● **Aim of the task**
Transcribe the lines exactly, beginning with the one that contains "Type out the text in this image." and ending with the final line of the records. Do not transcribe pictures.

Recorded data:
>>

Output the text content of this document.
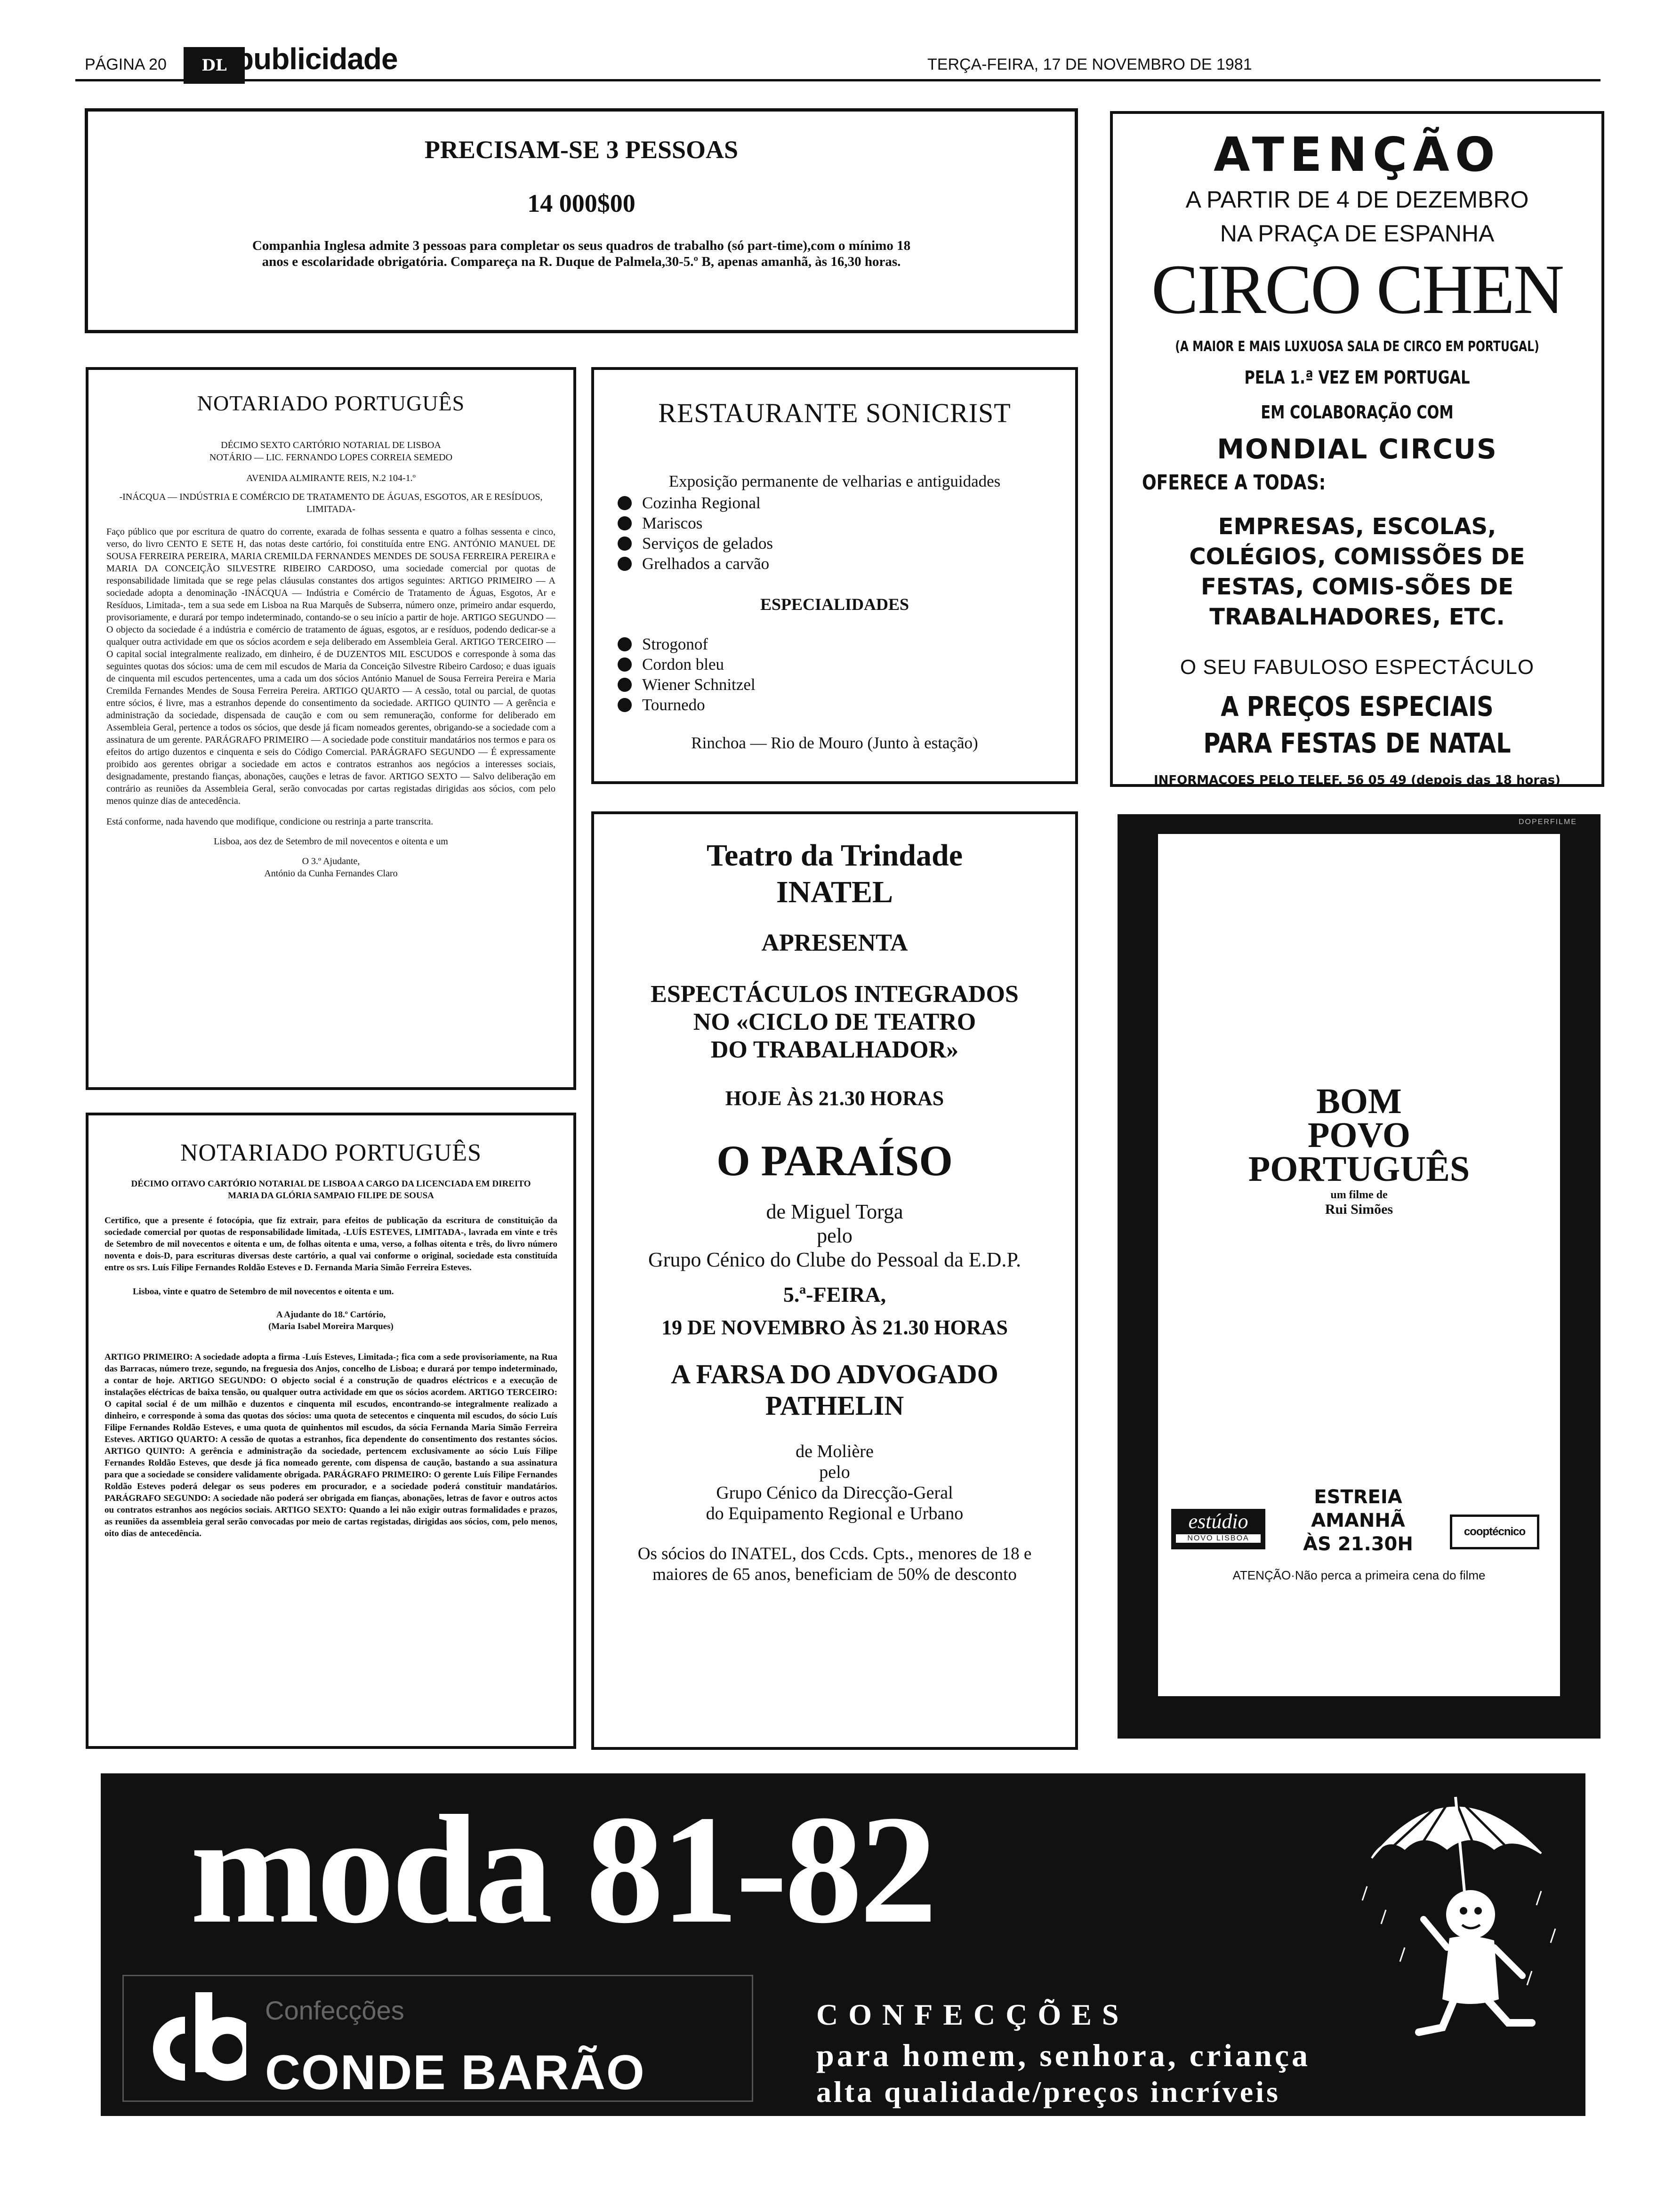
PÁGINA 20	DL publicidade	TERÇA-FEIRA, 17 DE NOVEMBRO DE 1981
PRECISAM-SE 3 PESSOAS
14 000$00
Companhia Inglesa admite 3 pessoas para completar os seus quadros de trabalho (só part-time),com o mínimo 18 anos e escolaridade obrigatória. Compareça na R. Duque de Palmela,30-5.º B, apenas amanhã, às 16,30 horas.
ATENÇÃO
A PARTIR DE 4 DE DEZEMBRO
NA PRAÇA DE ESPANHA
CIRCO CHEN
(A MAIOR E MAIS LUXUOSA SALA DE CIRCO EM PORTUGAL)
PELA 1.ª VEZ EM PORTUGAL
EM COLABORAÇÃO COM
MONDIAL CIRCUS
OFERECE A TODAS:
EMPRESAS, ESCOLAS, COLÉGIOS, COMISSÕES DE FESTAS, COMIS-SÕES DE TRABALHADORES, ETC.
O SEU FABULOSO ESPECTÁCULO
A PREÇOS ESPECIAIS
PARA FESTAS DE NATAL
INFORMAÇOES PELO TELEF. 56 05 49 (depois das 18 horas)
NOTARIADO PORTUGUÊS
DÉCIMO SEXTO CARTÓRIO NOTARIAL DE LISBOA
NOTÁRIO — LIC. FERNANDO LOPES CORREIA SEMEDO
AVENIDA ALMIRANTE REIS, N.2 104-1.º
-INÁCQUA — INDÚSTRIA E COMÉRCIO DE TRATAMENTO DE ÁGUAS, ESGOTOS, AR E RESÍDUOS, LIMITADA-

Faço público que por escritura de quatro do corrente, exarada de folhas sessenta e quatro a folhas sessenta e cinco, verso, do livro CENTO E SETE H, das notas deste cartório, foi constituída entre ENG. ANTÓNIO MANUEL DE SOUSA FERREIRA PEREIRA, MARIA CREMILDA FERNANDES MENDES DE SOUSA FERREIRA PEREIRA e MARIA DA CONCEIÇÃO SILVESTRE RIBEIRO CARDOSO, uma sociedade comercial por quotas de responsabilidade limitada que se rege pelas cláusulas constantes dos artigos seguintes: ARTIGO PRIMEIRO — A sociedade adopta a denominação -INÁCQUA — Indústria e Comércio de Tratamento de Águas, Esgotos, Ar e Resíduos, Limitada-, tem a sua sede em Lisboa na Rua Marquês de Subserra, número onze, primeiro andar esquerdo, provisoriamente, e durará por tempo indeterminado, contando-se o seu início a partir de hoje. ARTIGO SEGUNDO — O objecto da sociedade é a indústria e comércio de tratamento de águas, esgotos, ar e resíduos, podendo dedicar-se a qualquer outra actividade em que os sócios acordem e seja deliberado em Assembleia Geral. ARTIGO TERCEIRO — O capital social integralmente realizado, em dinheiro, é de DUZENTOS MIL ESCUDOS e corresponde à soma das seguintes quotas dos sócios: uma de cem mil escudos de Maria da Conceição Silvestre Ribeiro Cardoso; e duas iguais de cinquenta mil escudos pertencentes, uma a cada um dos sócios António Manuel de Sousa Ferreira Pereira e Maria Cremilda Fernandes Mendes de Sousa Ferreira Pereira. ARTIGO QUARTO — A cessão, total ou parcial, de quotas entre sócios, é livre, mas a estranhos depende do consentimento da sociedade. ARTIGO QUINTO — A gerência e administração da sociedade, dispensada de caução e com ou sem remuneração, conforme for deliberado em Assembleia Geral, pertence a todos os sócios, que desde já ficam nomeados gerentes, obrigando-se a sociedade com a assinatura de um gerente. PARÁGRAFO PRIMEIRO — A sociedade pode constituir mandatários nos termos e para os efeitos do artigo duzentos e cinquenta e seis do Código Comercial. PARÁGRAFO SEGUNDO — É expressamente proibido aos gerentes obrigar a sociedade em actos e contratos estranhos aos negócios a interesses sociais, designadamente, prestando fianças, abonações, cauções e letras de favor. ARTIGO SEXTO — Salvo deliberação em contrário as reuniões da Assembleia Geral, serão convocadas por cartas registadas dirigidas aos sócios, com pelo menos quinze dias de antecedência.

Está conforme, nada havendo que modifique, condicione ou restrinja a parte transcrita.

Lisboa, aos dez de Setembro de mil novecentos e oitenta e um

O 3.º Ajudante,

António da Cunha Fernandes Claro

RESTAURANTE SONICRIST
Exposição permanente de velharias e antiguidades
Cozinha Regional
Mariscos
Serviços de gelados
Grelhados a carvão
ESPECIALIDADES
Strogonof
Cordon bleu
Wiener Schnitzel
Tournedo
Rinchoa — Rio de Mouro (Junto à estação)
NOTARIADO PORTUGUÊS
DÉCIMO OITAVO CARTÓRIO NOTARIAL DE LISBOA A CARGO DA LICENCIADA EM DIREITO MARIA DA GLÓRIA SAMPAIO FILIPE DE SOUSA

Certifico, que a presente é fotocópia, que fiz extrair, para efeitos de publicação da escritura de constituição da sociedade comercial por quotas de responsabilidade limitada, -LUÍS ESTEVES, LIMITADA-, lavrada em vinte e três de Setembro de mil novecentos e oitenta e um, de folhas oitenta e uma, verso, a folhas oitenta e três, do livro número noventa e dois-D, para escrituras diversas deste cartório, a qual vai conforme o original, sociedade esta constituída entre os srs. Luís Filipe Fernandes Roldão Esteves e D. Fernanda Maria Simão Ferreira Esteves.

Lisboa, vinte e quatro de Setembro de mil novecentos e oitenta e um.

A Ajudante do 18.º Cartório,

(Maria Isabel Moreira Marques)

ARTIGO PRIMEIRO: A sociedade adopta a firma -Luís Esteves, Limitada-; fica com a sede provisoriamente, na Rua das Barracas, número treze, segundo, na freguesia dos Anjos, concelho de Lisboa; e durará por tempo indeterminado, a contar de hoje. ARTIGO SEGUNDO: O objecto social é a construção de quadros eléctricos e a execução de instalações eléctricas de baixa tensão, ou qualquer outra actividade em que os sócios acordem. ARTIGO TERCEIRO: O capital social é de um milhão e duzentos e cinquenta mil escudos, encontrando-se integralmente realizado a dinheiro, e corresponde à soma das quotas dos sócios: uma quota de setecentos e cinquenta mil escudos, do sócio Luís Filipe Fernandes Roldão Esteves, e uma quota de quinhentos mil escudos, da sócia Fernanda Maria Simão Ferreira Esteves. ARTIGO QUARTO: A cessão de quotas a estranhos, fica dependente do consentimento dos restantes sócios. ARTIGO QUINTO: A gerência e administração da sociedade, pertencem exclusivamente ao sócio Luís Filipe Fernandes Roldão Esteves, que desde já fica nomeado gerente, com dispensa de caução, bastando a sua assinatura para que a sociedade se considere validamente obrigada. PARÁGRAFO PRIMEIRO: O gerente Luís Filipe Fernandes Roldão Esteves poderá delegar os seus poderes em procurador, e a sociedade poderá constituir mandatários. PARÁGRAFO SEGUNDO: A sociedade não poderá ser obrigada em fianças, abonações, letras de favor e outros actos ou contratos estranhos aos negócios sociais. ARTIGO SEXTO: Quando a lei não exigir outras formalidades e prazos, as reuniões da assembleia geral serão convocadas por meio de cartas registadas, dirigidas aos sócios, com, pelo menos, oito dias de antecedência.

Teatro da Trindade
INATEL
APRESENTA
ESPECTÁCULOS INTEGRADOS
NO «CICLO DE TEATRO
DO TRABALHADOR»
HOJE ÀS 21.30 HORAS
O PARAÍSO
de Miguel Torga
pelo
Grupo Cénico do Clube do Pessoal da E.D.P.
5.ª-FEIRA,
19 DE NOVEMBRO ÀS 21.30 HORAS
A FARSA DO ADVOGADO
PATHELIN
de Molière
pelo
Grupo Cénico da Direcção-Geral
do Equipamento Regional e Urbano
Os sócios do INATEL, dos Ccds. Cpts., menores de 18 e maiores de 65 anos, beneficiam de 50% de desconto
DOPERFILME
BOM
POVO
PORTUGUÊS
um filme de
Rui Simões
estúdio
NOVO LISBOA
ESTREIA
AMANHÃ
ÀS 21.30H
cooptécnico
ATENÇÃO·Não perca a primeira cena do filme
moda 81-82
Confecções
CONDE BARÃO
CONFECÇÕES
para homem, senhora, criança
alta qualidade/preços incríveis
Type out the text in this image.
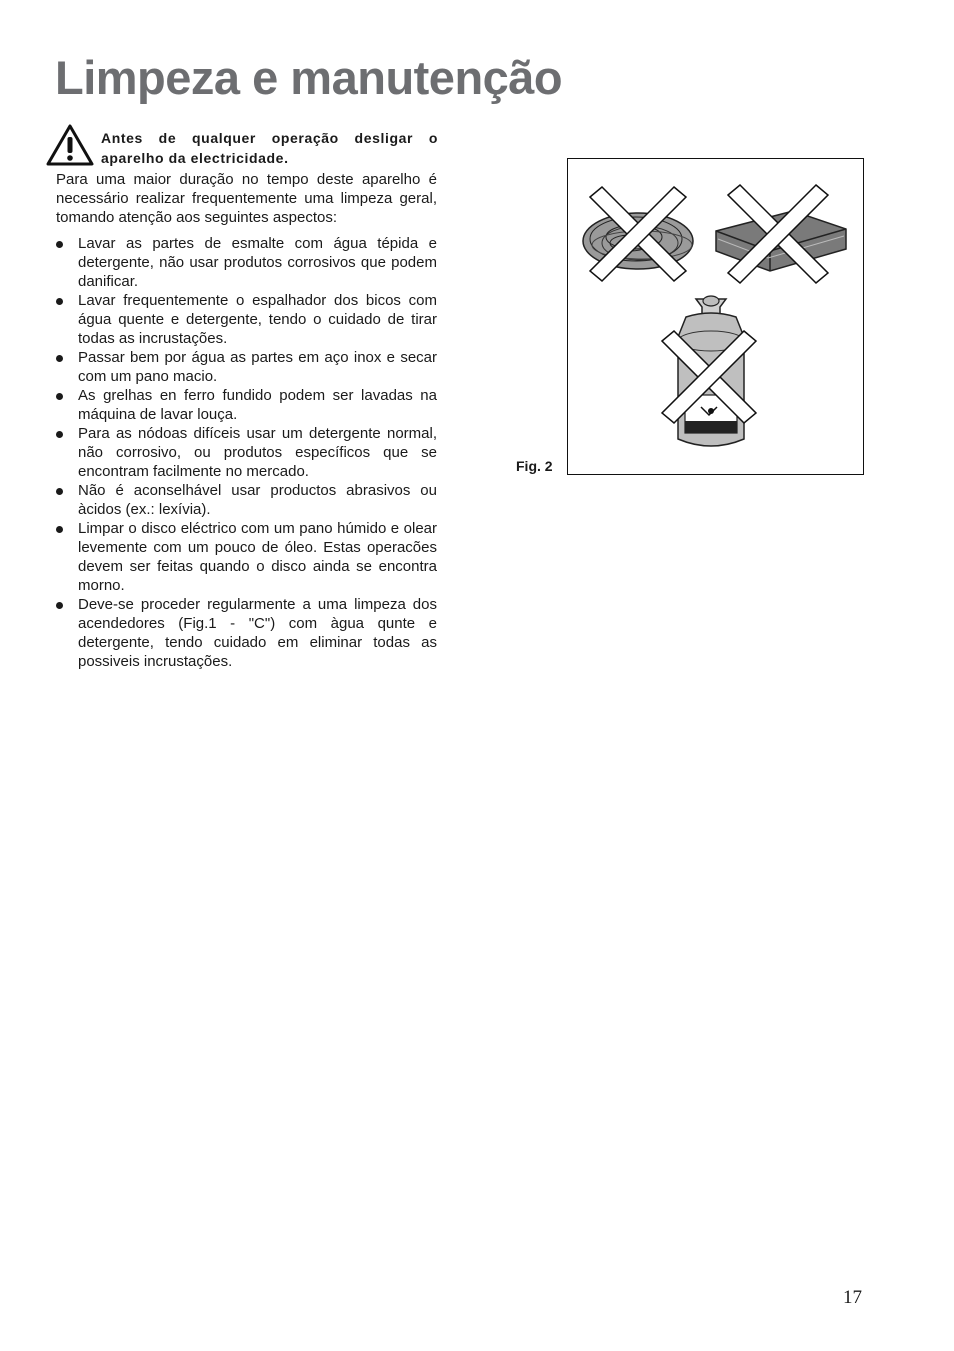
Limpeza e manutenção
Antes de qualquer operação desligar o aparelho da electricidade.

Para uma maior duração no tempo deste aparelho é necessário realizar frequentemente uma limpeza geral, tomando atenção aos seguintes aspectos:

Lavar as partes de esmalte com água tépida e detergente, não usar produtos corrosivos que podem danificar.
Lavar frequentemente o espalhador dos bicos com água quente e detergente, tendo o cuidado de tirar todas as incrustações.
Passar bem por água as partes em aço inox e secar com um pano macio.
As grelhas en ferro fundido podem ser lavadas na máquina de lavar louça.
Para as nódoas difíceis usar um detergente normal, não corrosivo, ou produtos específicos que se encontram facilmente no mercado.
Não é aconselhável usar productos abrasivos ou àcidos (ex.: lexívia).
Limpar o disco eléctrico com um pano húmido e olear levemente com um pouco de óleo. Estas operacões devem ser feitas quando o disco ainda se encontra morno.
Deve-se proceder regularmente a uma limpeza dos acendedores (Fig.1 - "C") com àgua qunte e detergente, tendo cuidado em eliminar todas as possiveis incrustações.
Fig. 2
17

<<

● **The solution**
Type out the text in this image.
Limpeza e manutenção
Antes de qualquer operação desligar o aparelho da electricidade.

Para uma maior duração no tempo deste aparelho é necessário realizar frequentemente uma limpeza geral, tomando atenção aos seguintes aspectos:

Lavar as partes de esmalte com água tépida e detergente, não usar produtos corrosivos que podem danificar.
Lavar frequentemente o espalhador dos bicos com água quente e detergente, tendo o cuidado de tirar todas as incrustações.
Passar bem por água as partes em aço inox e secar com um pano macio.
As grelhas en ferro fundido podem ser lavadas na máquina de lavar louça.
Para as nódoas difíceis usar um detergente normal, não corrosivo, ou produtos específicos que se encontram facilmente no mercado.
Não é aconselhável usar productos abrasivos ou àcidos (ex.: lexívia).
Limpar o disco eléctrico com um pano húmido e olear levemente com um pouco de óleo. Estas operacões devem ser feitas quando o disco ainda se encontra morno.
Deve-se proceder regularmente a uma limpeza dos acendedores (Fig.1 - "C") com àgua qunte e detergente, tendo cuidado em eliminar todas as possiveis incrustações.
Fig. 2
17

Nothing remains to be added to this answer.